▶ [Exercise instructions]:
In the records below, find each line with the word "ground" and copy it.
--- start of The input ---
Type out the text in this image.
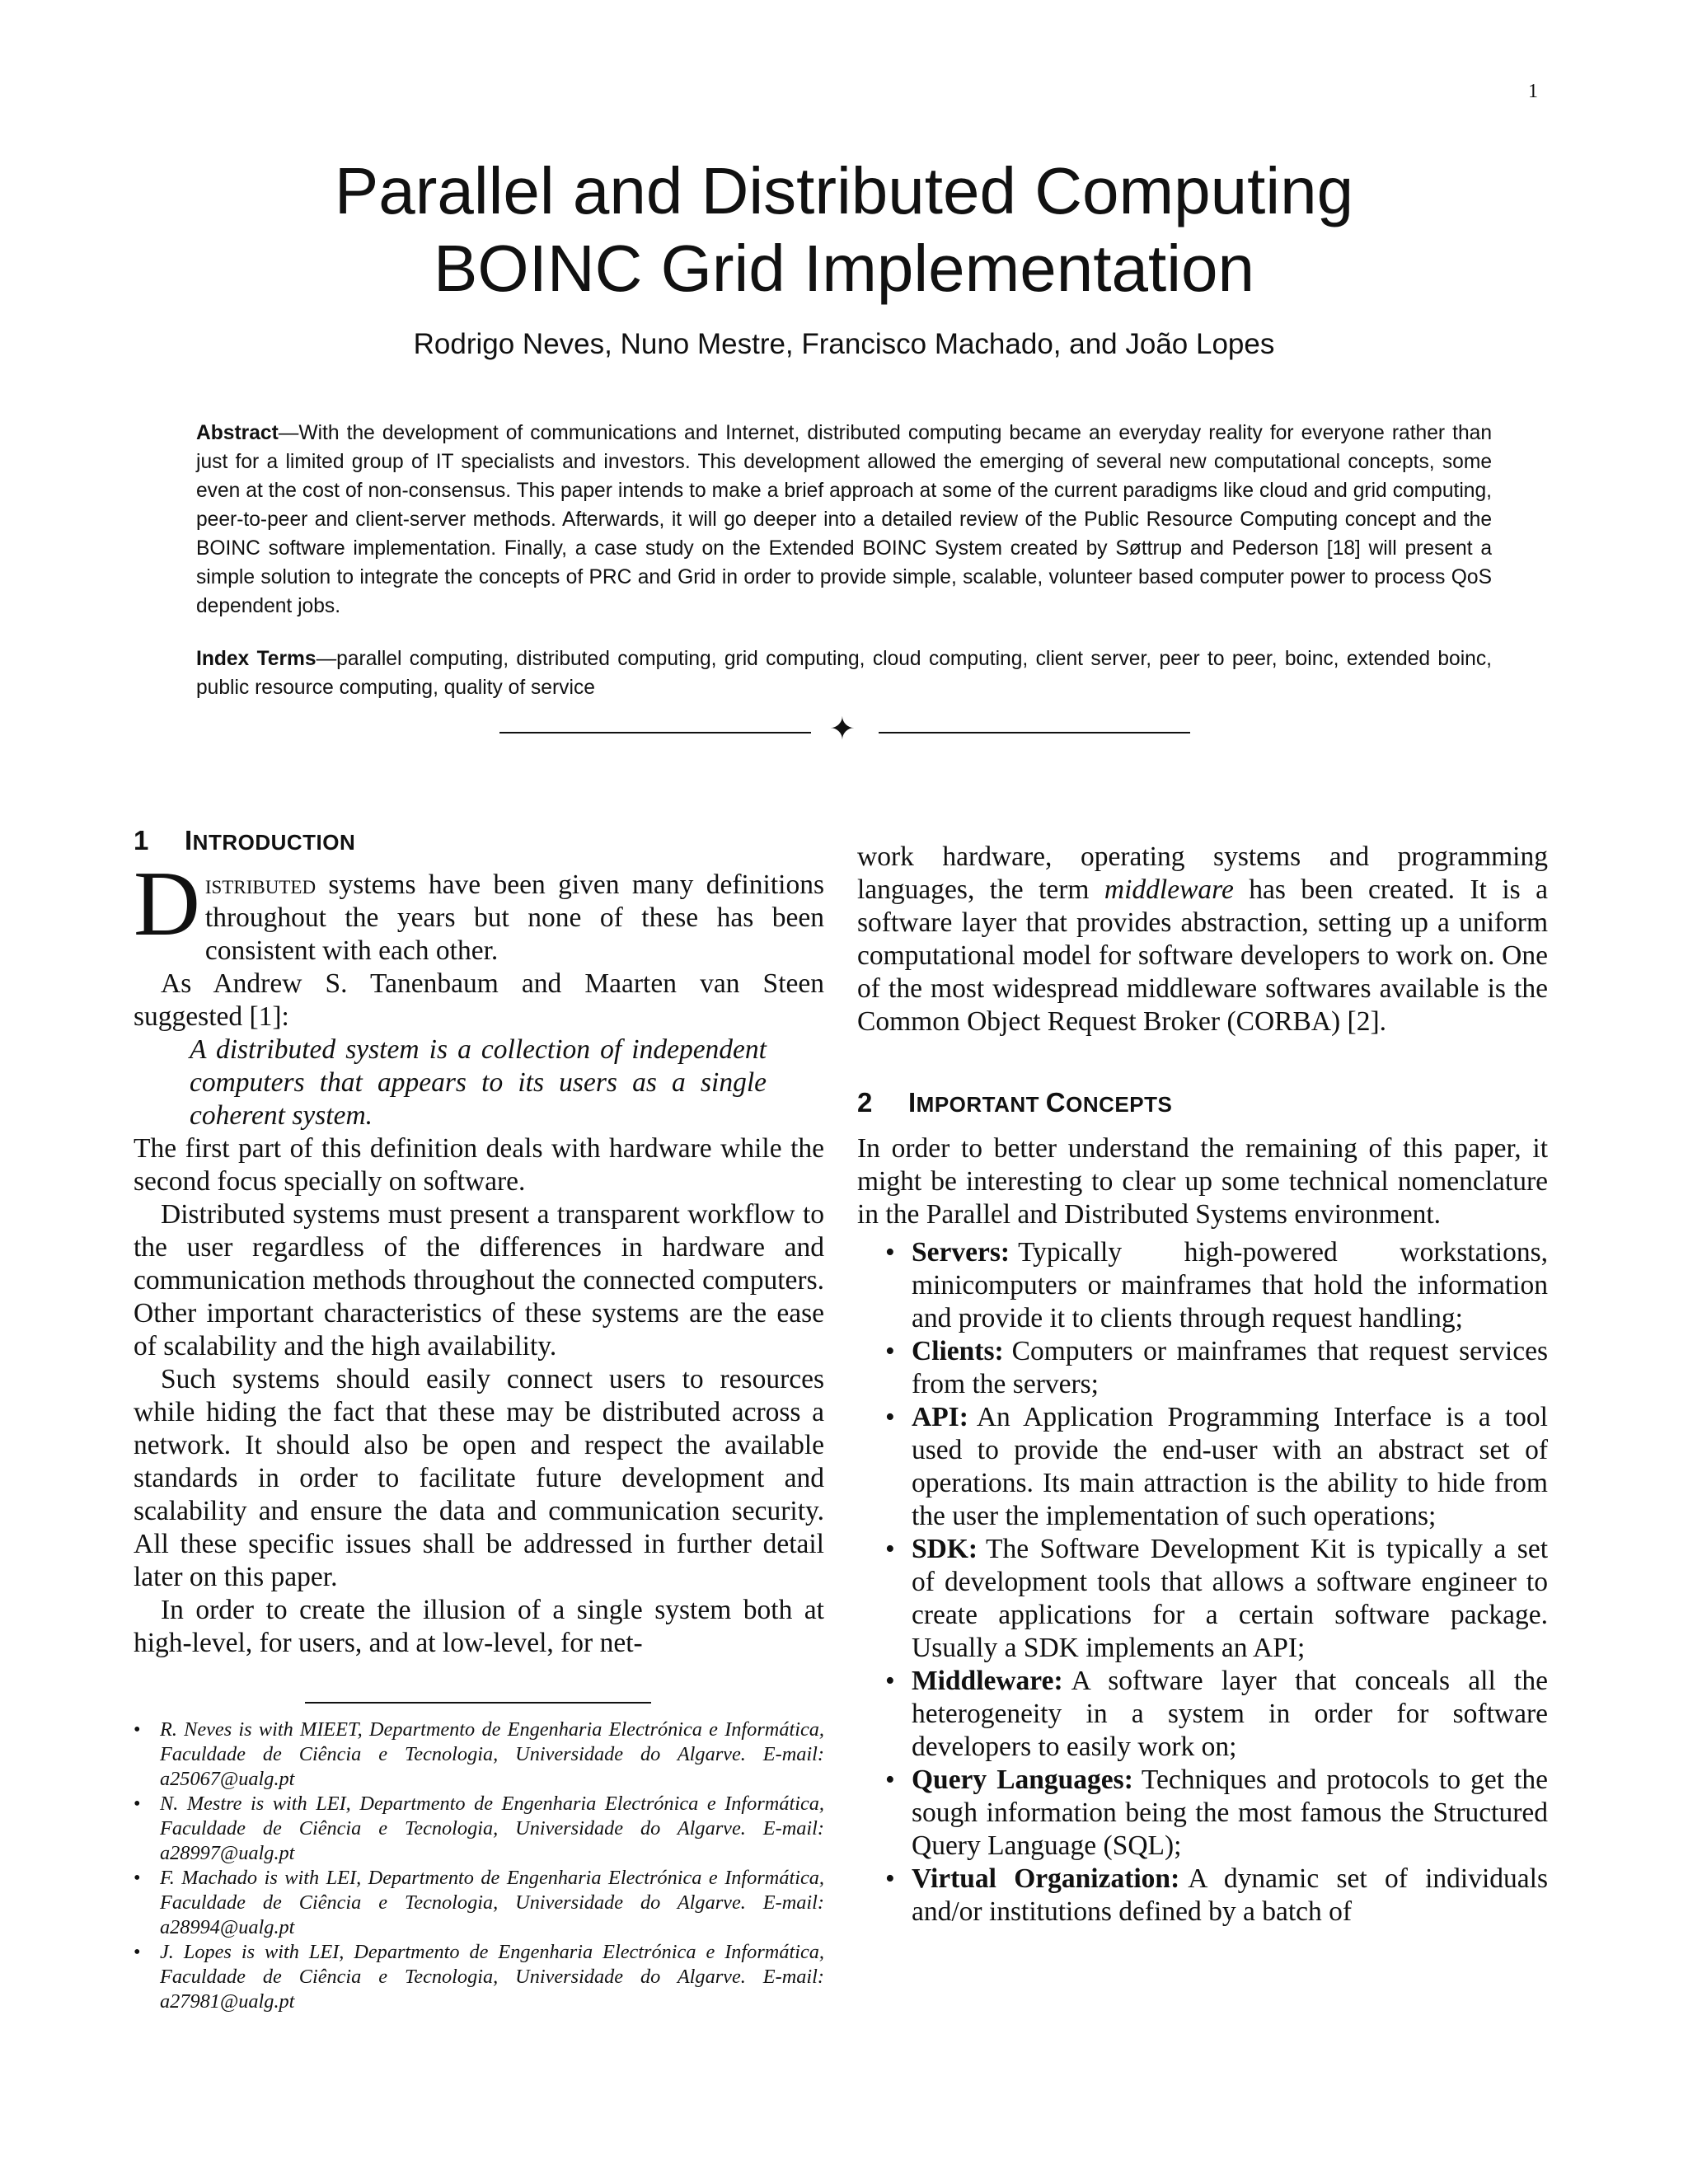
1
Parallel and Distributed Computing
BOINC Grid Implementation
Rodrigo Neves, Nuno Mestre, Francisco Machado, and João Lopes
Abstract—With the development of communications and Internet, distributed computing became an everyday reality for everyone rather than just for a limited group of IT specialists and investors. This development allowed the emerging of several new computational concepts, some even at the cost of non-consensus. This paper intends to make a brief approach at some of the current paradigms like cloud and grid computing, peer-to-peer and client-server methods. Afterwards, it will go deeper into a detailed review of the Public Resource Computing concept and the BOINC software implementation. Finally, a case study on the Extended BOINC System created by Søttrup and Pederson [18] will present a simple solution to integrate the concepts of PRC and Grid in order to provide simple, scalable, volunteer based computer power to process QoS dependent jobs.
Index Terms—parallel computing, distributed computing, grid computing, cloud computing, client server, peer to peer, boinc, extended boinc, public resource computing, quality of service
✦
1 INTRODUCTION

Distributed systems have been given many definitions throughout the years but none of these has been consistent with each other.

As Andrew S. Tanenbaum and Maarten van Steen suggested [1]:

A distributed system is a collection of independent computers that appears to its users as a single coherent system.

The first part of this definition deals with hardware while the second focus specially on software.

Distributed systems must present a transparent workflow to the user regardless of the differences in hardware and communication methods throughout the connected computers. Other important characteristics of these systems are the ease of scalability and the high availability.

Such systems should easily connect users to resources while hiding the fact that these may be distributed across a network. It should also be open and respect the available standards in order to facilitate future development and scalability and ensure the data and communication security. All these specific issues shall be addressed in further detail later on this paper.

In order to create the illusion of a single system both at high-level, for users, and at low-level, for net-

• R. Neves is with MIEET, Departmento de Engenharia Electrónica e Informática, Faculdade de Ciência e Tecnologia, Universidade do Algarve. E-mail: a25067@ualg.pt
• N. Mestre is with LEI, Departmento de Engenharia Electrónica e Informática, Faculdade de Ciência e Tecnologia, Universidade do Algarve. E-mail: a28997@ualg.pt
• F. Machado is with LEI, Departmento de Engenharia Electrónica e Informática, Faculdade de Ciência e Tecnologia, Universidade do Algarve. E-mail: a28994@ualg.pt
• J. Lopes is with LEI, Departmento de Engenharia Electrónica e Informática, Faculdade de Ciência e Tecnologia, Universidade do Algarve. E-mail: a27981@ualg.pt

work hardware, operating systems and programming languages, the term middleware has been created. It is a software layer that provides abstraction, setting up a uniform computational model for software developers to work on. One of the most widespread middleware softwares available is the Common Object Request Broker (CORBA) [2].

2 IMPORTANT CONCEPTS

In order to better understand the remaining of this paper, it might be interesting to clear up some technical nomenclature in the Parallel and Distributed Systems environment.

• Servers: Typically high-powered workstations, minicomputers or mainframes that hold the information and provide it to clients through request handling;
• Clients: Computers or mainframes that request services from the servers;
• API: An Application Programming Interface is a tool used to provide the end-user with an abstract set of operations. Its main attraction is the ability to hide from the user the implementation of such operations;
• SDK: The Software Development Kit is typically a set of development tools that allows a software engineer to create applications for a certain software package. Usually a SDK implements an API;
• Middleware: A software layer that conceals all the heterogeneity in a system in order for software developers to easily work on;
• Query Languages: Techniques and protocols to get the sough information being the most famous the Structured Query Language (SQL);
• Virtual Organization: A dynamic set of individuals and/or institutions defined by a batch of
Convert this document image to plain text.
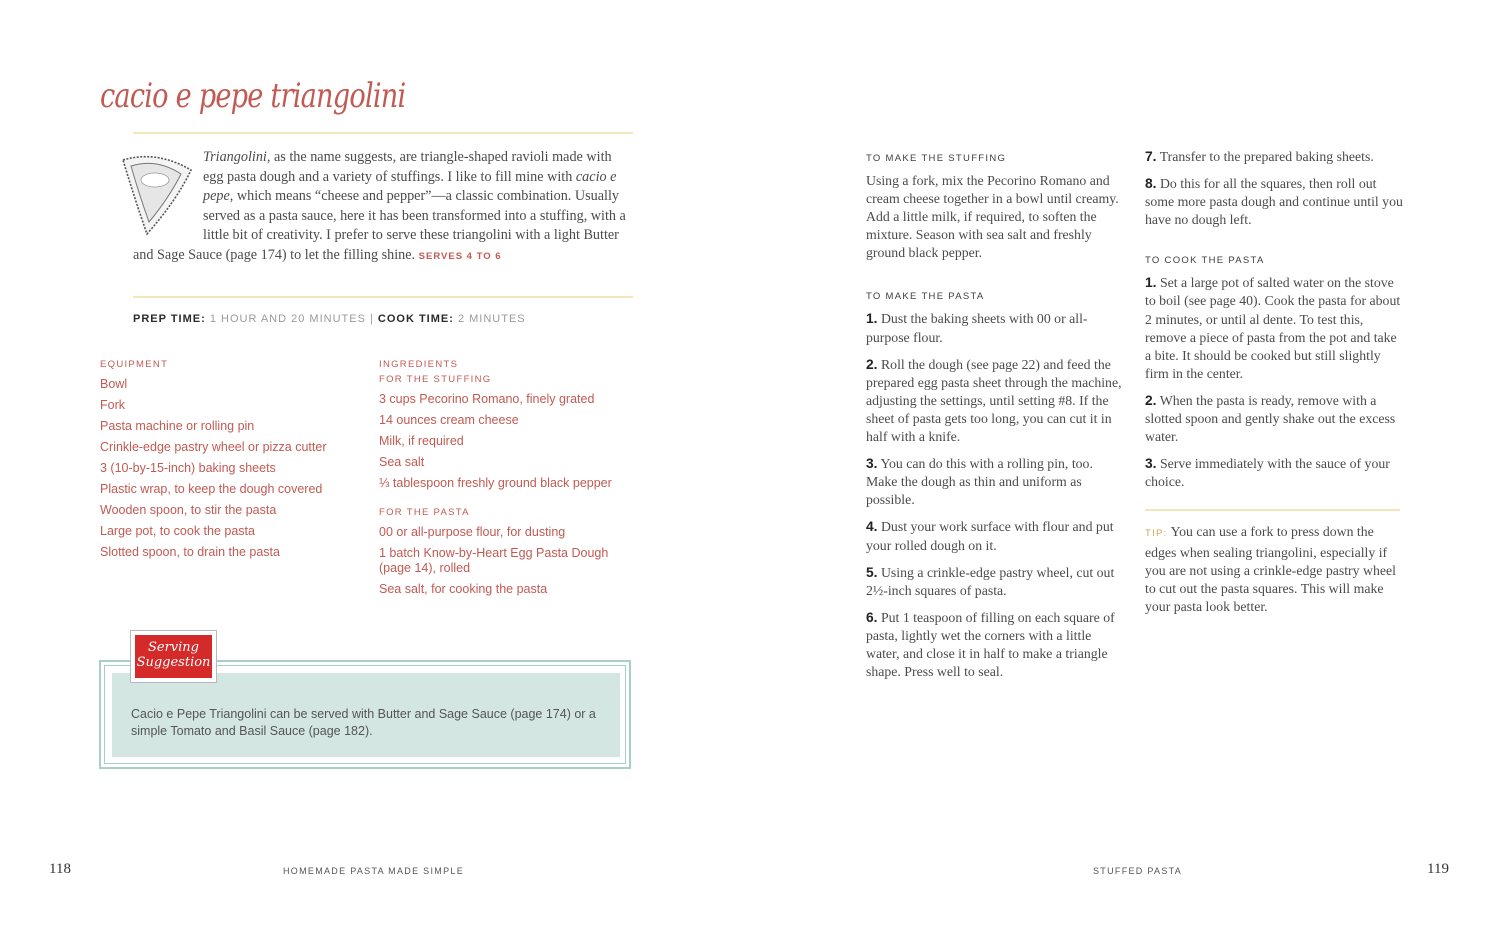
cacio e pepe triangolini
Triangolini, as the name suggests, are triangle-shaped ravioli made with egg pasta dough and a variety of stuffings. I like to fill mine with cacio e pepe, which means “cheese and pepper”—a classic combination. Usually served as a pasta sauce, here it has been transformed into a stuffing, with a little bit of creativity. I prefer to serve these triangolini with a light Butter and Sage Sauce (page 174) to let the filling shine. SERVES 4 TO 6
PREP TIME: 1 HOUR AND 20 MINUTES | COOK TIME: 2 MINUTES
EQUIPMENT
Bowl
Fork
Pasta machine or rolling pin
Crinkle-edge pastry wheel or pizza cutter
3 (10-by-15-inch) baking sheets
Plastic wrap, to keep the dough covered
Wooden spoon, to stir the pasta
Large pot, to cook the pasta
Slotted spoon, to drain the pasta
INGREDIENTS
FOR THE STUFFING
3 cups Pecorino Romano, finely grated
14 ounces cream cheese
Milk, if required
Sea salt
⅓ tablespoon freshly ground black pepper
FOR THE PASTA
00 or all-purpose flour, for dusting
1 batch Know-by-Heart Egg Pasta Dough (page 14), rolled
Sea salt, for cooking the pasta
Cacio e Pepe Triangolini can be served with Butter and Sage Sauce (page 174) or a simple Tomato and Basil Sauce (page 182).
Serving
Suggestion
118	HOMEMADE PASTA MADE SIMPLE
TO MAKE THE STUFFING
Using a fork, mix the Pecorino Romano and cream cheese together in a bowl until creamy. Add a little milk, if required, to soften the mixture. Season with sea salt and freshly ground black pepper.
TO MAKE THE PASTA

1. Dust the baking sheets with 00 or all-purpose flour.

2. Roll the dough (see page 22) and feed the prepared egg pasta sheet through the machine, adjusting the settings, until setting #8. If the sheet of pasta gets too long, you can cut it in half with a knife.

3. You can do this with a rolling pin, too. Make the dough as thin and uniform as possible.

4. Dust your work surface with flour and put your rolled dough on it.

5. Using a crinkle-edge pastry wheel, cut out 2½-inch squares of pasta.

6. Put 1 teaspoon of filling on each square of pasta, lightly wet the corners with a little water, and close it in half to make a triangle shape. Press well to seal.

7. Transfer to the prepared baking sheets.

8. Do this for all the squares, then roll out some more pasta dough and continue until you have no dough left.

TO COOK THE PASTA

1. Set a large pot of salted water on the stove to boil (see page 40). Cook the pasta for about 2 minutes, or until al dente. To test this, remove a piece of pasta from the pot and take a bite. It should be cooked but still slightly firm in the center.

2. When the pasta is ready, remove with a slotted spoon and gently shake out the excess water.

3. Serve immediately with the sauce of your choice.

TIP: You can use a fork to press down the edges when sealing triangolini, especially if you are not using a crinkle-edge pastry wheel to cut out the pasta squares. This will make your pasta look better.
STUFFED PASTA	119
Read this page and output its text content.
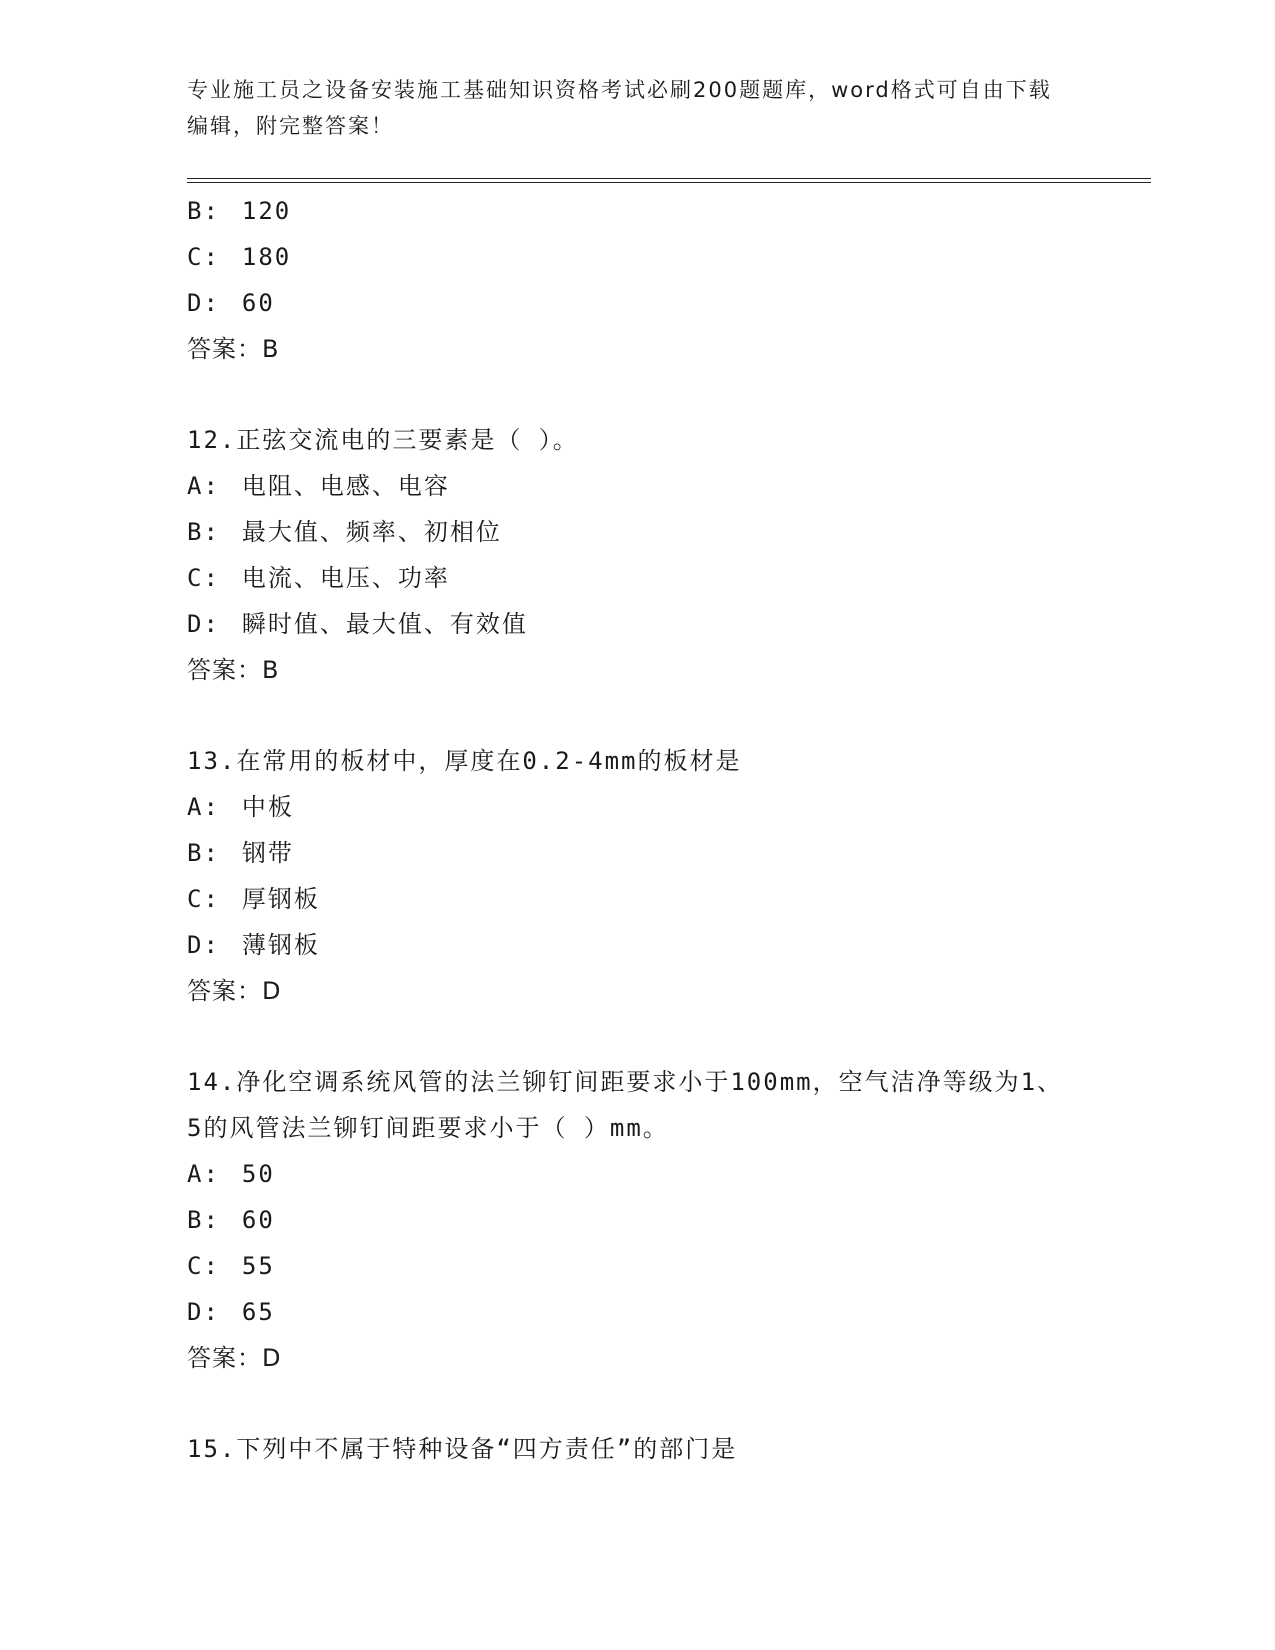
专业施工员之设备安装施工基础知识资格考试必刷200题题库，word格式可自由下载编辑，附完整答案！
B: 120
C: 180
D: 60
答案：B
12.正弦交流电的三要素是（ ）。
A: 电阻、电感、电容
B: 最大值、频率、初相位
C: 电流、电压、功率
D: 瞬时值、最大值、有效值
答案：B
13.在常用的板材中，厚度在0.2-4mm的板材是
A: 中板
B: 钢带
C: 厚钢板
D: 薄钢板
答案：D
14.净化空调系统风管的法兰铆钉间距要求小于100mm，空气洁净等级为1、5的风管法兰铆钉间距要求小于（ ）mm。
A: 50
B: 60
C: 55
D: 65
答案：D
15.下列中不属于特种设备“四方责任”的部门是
--- end of The input ---
▶ [Result of the exercise]:
⅓ tablespoon freshly ground black pepper
Using a fork, mix the Pecorino Romano and cream cheese together in a bowl until creamy. Add a little milk, if required, to soften the mixture. Season with sea salt and freshly ground black pepper.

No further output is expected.